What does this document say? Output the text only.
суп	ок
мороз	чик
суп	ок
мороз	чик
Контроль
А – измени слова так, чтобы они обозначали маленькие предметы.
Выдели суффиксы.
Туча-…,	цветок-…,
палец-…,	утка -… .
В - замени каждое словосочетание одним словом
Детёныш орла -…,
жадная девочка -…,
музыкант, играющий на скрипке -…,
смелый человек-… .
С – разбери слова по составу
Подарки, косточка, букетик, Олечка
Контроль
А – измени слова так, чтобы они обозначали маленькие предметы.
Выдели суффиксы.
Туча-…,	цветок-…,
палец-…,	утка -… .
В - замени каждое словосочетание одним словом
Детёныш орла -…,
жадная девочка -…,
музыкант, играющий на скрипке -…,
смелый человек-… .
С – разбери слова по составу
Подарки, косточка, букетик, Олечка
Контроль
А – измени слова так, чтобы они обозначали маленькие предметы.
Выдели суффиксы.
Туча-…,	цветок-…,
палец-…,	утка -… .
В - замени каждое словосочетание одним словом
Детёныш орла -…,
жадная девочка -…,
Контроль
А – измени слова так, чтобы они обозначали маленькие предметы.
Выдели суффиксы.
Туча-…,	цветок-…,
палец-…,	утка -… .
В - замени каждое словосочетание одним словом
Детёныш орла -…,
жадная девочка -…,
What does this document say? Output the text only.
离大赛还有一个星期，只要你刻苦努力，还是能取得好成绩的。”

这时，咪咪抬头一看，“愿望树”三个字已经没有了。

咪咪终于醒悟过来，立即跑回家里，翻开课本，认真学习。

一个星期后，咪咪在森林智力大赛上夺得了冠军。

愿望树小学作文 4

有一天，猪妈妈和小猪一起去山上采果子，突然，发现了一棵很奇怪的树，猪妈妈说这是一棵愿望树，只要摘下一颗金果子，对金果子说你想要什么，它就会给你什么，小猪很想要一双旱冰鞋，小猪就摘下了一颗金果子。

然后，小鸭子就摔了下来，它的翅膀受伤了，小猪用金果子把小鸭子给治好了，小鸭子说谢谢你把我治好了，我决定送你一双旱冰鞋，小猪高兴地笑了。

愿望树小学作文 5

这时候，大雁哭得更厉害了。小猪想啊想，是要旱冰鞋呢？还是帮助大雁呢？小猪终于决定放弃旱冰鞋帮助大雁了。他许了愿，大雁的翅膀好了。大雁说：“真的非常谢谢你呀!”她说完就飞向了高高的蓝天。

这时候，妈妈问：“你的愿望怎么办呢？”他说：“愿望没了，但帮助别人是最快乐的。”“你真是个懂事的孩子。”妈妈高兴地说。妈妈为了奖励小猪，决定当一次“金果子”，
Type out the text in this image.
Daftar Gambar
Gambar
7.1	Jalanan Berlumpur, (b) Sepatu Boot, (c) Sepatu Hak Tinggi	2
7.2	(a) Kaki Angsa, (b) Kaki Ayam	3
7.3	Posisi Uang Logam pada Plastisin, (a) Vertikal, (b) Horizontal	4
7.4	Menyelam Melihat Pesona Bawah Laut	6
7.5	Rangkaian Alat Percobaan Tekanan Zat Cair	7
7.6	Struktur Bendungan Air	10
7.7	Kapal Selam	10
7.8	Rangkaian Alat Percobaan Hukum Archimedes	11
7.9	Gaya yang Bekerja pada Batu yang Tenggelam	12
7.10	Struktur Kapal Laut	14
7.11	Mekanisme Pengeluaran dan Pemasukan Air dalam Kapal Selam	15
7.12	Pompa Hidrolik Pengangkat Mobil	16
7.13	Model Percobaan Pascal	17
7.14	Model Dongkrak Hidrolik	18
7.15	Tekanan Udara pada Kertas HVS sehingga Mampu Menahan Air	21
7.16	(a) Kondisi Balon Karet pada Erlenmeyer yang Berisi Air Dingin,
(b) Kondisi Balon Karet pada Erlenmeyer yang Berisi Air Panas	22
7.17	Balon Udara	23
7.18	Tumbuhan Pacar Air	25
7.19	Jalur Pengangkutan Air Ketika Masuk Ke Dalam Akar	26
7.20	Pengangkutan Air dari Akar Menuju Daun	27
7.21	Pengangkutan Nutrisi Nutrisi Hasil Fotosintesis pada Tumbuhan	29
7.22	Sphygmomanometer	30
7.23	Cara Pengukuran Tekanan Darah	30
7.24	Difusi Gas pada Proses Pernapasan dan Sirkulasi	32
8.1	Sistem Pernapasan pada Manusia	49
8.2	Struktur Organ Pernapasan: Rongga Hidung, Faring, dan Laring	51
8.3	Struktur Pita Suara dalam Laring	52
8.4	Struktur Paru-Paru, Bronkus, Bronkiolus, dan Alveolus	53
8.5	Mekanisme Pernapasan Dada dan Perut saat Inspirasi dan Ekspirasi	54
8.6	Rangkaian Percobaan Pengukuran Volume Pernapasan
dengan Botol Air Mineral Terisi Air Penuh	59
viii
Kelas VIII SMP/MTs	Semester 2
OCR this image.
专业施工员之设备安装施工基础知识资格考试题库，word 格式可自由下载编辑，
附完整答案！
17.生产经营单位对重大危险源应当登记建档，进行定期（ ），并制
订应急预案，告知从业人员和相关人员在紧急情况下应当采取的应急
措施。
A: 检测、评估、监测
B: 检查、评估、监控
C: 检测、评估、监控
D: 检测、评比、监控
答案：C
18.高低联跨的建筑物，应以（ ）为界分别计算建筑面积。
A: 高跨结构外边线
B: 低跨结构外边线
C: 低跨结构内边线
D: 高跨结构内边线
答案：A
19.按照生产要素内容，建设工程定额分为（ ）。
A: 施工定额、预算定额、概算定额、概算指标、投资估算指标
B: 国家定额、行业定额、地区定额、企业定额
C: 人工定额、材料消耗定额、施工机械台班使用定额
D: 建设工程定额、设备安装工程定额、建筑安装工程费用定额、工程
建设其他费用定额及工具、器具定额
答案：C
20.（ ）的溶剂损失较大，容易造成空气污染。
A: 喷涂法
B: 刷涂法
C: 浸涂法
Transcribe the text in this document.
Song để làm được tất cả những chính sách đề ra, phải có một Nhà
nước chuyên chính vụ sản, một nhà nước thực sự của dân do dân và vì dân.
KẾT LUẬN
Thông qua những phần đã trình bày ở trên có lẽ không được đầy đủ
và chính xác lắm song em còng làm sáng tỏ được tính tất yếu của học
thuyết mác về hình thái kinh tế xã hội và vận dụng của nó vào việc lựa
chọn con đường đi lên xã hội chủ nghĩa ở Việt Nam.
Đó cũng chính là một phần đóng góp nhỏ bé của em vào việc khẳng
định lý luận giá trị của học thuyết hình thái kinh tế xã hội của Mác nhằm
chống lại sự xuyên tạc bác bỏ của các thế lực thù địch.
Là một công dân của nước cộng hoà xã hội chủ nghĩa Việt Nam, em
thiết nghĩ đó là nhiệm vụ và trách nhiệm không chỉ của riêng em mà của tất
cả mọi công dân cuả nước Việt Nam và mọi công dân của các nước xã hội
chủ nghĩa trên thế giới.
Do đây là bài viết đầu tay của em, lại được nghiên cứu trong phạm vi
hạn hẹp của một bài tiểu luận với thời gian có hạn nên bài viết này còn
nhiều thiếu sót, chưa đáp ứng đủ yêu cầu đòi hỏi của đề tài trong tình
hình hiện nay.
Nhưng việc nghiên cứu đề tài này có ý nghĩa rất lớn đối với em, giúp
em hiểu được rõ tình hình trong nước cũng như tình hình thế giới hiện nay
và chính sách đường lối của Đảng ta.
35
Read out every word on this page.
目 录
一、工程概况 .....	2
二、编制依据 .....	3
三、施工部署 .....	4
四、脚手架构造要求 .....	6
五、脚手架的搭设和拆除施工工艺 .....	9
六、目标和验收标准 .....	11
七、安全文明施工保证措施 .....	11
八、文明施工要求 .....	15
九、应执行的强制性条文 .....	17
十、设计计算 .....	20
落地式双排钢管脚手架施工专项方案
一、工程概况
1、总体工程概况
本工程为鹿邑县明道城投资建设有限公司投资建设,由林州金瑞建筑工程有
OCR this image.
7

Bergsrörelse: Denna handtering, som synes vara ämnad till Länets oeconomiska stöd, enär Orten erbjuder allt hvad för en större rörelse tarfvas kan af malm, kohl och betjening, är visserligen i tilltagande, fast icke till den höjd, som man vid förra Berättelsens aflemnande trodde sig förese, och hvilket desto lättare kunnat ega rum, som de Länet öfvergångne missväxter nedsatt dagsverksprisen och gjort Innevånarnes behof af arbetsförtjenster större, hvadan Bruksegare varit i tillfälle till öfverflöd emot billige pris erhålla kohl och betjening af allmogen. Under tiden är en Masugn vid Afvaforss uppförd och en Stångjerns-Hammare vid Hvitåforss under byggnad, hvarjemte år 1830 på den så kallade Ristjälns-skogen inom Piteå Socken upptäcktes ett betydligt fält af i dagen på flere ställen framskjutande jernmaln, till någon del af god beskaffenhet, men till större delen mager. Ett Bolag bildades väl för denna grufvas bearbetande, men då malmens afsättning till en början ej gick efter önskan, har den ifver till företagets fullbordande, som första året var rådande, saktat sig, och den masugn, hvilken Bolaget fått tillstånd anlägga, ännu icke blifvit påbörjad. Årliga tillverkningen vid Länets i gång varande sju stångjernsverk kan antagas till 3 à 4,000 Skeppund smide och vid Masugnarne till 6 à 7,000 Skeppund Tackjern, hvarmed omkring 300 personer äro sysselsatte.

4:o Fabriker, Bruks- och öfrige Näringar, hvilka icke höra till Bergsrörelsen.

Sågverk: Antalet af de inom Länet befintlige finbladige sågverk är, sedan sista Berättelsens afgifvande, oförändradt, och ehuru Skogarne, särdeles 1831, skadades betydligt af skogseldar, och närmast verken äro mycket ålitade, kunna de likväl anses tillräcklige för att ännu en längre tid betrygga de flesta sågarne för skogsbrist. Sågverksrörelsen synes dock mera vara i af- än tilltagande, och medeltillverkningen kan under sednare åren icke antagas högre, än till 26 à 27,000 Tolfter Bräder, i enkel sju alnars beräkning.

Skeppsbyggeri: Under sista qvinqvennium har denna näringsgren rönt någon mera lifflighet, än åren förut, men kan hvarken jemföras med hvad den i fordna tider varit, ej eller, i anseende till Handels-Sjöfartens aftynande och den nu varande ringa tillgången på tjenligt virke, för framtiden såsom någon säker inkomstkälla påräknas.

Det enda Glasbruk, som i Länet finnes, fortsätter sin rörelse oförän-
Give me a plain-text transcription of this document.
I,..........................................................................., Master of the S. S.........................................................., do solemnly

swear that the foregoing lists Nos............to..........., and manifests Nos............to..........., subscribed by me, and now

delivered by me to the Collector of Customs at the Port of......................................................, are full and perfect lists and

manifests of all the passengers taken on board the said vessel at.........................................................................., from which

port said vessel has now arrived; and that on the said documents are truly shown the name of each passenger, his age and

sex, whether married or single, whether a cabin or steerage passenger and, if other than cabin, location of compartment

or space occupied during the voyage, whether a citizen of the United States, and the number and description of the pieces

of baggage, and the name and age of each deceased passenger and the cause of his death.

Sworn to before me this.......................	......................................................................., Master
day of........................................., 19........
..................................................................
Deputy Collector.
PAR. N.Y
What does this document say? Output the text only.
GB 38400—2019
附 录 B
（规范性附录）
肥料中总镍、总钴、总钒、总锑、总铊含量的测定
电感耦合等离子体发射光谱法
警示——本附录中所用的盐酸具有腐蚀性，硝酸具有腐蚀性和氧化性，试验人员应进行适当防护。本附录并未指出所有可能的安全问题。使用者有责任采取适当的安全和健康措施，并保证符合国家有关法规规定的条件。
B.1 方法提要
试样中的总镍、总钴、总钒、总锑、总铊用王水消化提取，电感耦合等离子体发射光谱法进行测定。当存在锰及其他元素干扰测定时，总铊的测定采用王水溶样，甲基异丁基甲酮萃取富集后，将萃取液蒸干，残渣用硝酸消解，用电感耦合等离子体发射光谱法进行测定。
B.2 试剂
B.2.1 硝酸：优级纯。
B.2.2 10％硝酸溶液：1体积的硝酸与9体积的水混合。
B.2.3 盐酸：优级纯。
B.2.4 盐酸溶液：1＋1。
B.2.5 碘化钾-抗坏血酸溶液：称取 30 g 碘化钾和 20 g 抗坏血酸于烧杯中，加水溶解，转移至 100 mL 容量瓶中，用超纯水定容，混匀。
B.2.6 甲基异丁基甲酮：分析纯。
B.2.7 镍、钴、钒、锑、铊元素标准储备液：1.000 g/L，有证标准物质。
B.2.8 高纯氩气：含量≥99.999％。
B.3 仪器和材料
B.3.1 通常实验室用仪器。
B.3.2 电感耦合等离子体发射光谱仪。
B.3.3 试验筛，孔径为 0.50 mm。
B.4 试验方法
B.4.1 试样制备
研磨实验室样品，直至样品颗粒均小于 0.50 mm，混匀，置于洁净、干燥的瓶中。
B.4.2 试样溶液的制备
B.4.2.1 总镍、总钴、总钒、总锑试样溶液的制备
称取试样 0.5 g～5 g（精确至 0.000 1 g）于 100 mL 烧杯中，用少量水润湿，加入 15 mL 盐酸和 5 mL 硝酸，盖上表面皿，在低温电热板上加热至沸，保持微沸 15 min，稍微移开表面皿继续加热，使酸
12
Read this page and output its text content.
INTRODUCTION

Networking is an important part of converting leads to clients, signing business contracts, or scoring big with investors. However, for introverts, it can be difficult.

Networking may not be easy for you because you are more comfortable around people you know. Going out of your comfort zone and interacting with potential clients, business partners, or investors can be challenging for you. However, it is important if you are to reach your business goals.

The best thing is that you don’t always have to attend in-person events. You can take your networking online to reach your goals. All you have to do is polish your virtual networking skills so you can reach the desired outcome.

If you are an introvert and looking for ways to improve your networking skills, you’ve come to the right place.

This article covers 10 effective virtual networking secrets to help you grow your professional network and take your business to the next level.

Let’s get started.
---
**Do this**
Pick out each line in the material containing "Laut".

**Output of the task**
7.4	Menyelam Melihat Pesona Bawah Laut	6
7.10	Struktur Kapal Laut	14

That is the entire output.